### Written problem
List all the lines in these records that hold "Atualmente".

### Raw records
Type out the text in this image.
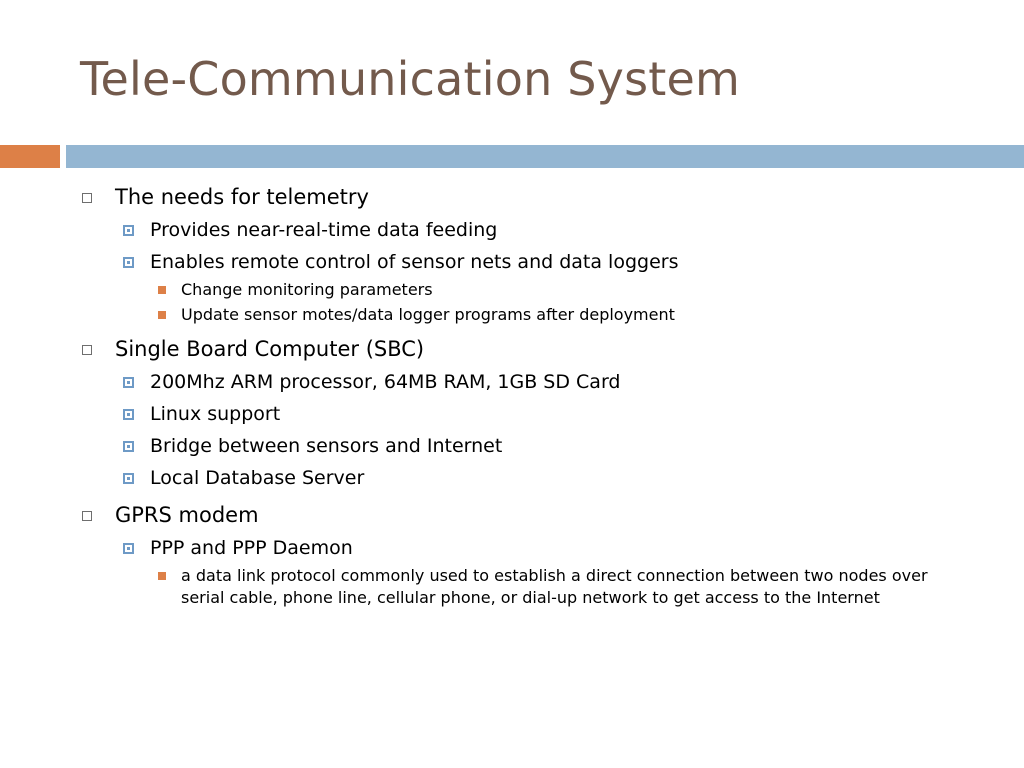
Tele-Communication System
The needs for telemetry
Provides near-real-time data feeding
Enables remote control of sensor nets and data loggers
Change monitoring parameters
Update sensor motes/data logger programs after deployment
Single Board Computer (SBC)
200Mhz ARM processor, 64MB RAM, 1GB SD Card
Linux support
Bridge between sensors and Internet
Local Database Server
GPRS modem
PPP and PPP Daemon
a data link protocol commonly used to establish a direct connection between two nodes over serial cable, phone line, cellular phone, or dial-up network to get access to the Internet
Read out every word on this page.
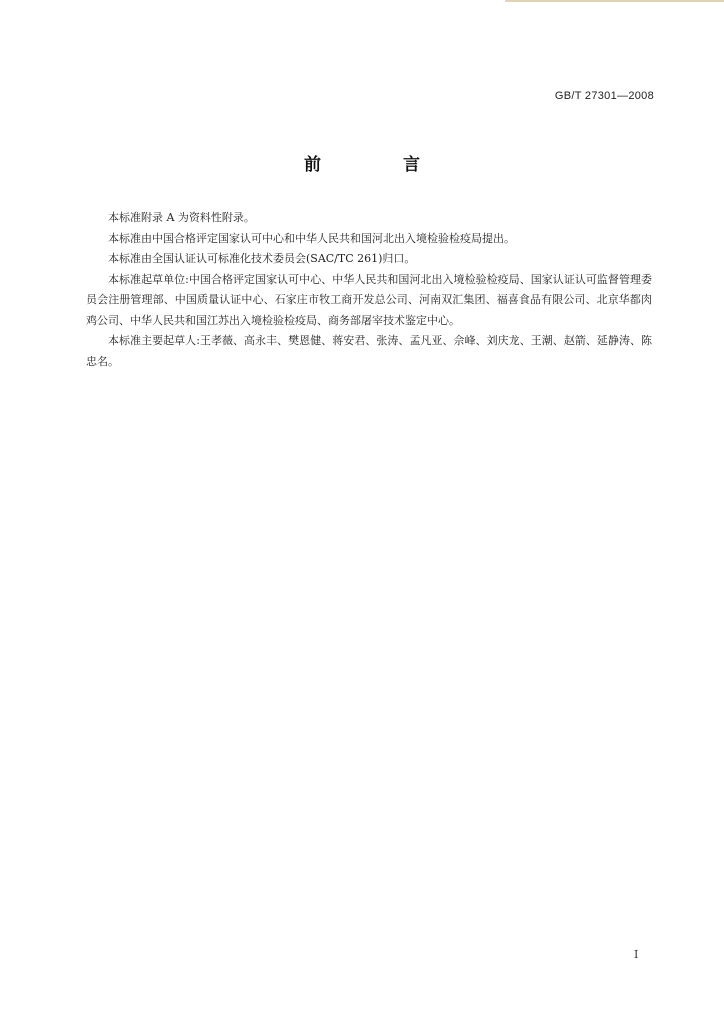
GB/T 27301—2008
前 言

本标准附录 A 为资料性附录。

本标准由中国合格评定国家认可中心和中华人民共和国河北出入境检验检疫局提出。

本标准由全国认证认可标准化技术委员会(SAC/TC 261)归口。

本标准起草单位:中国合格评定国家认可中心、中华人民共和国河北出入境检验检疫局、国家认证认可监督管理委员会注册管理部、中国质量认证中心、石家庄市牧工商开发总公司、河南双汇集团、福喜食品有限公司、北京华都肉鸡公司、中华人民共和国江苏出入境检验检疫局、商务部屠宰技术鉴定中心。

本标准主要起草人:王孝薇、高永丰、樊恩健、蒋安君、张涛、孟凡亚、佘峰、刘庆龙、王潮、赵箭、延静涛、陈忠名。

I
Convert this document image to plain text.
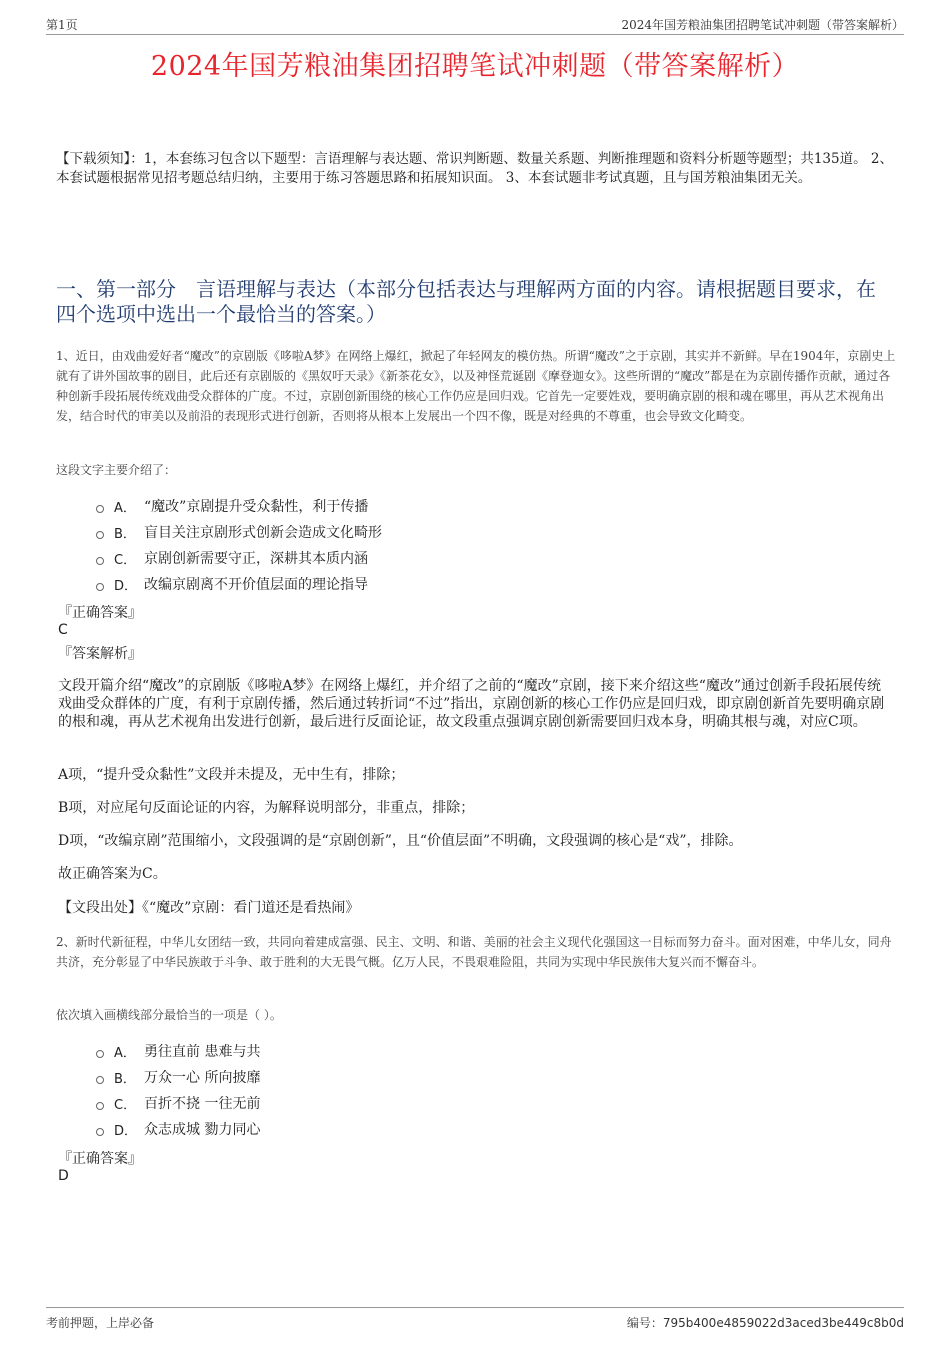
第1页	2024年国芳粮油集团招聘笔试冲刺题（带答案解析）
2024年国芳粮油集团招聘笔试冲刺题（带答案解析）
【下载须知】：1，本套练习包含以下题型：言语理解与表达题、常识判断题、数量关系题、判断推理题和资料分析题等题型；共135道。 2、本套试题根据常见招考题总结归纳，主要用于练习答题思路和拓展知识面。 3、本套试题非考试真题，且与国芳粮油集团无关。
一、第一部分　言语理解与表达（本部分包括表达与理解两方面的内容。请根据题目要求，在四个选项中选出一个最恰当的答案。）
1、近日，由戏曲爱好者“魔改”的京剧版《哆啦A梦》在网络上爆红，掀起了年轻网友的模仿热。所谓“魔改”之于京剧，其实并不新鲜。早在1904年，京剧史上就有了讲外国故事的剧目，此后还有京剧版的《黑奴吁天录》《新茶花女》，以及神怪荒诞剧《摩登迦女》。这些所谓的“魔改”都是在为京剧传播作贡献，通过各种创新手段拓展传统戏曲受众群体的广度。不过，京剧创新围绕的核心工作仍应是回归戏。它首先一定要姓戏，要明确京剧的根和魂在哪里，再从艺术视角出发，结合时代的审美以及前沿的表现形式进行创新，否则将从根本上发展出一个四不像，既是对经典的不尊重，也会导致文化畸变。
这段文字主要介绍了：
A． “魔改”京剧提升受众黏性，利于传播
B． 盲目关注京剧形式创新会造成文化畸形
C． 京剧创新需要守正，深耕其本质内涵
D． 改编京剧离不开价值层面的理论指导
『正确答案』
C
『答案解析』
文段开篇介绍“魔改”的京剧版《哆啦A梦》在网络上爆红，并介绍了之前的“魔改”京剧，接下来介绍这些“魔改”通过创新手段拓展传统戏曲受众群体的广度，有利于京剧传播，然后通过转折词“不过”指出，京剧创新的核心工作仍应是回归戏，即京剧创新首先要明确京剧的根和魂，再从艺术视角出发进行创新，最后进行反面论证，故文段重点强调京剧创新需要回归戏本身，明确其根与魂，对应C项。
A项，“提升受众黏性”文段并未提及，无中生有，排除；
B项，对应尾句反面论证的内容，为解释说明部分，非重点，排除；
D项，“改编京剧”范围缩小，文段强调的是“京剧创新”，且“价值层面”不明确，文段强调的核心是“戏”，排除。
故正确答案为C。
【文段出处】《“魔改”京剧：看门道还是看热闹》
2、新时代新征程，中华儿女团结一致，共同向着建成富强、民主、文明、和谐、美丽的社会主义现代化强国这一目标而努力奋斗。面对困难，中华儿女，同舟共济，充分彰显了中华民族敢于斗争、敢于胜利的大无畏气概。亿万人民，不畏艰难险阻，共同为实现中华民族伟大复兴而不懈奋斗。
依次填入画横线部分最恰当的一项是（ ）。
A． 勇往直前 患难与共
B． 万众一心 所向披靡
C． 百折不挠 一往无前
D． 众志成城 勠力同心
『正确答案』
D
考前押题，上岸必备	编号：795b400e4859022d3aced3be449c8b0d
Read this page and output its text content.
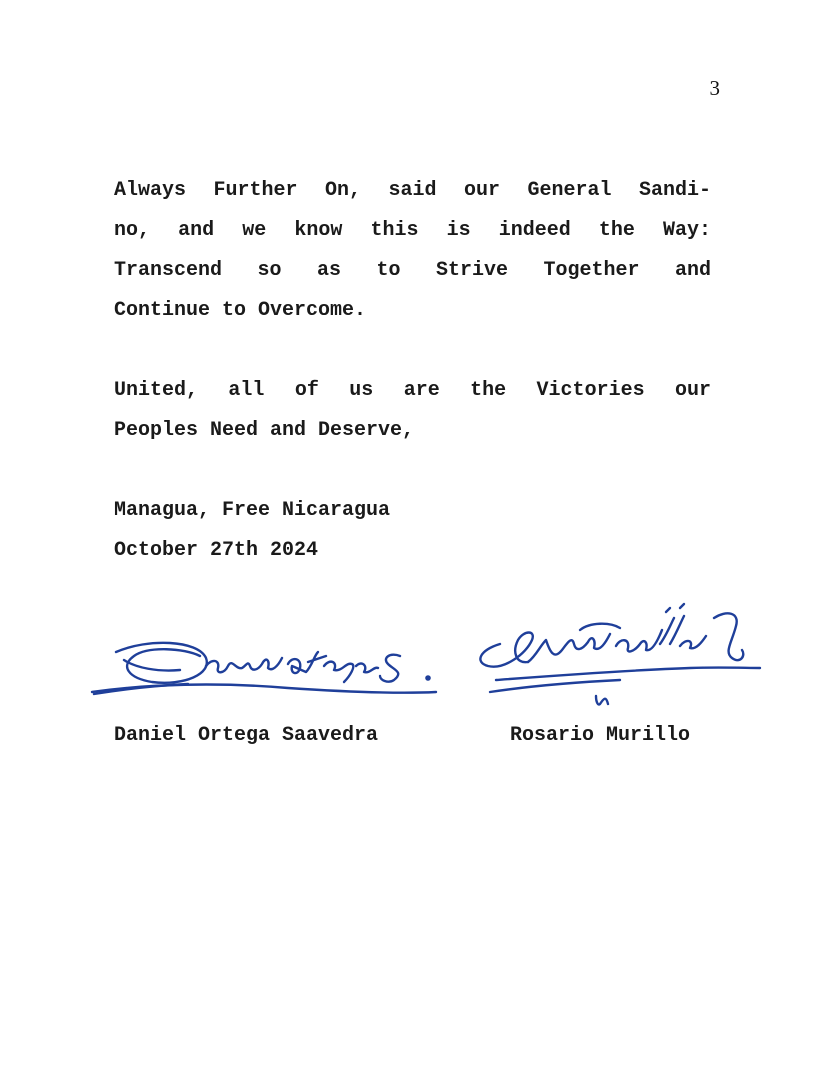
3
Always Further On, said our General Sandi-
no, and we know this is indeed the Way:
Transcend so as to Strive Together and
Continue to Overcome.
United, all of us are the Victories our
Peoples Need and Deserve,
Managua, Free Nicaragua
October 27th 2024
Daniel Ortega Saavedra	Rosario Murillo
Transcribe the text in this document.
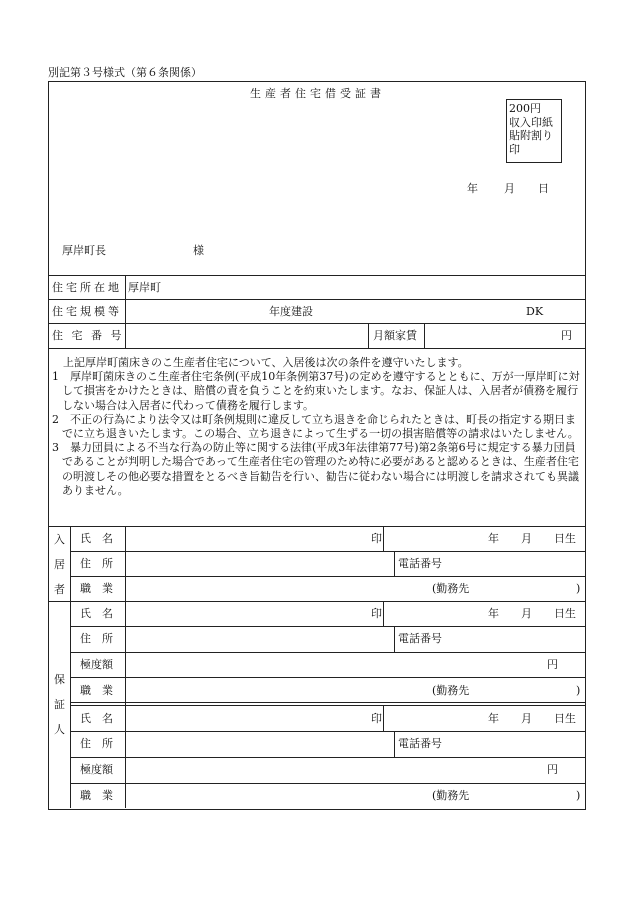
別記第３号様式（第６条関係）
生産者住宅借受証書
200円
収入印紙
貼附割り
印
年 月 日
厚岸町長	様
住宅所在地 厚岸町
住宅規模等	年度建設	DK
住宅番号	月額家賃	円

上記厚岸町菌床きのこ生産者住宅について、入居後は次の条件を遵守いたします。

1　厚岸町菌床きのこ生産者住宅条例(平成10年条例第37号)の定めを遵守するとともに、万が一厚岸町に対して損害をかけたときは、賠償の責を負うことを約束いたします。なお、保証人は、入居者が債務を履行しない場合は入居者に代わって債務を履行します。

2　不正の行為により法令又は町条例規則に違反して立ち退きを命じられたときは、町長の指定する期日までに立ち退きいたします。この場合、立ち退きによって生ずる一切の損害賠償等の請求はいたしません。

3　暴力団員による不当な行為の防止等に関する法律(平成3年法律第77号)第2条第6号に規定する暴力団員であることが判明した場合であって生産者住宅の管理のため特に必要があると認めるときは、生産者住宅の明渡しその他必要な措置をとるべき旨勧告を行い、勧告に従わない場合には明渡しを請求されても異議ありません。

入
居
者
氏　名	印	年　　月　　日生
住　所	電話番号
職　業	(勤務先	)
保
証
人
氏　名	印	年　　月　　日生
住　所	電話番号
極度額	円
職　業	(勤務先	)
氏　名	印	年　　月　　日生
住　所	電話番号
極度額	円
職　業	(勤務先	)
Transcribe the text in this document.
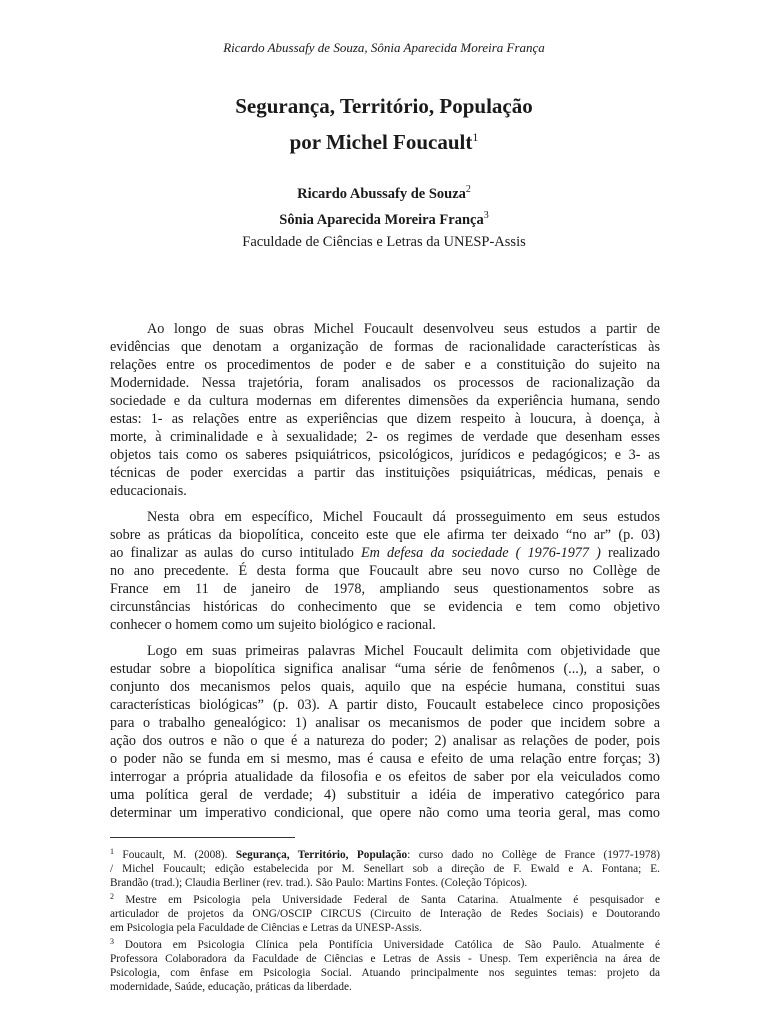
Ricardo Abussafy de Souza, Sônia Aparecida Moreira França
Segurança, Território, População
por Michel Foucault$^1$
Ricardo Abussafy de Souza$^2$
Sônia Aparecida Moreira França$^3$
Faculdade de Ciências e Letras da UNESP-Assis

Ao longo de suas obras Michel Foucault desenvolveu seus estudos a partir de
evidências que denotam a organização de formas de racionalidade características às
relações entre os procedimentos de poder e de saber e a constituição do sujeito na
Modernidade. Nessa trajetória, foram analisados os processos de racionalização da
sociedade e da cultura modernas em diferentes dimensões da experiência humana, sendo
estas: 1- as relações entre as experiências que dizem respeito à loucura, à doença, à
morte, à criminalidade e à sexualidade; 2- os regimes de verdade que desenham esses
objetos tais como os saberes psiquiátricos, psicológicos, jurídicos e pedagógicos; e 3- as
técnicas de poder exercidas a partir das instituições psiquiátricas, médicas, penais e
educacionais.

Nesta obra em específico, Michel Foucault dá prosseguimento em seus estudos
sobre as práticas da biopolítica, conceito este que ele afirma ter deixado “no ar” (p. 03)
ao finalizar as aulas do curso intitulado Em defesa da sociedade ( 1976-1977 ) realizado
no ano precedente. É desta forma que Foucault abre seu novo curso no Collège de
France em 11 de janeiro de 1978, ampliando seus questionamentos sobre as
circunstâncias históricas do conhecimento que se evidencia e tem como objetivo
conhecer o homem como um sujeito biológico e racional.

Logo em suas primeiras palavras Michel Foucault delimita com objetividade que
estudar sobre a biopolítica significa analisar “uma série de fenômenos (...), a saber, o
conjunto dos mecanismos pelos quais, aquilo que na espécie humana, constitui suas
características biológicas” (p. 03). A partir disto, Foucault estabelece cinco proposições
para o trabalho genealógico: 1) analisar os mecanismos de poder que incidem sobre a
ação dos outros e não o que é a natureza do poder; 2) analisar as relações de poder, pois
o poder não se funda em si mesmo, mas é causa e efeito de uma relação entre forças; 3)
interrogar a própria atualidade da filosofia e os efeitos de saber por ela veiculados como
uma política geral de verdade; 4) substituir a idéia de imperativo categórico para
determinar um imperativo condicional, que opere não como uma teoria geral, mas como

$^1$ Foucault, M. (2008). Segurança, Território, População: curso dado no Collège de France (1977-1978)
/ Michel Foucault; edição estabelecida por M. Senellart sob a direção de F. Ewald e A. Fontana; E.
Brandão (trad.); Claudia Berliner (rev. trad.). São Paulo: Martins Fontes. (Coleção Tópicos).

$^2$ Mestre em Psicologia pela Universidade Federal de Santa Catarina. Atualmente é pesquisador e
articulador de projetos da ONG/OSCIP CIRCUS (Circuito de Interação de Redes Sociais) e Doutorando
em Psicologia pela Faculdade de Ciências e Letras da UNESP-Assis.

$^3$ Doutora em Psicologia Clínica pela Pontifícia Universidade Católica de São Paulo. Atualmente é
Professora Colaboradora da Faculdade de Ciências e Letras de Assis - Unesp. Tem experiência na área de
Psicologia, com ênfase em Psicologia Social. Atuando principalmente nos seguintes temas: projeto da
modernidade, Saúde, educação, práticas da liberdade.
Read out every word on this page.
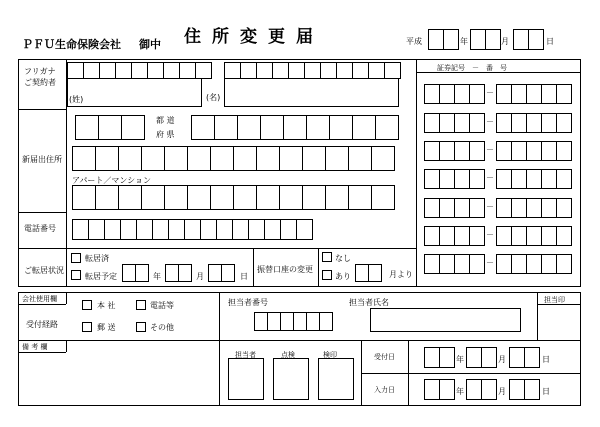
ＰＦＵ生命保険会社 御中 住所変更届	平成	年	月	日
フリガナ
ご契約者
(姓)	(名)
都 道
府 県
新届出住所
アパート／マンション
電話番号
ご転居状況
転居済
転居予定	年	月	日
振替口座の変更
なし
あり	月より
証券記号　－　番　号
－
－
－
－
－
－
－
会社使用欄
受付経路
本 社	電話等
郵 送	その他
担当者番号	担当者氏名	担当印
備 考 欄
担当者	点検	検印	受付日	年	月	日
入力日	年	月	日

### Task result
$^2$ Mestre em Psicologia pela Universidade Federal de Santa Catarina. Atualmente é pesquisador e
$^3$ Doutora em Psicologia Clínica pela Pontifícia Universidade Católica de São Paulo. Atualmente é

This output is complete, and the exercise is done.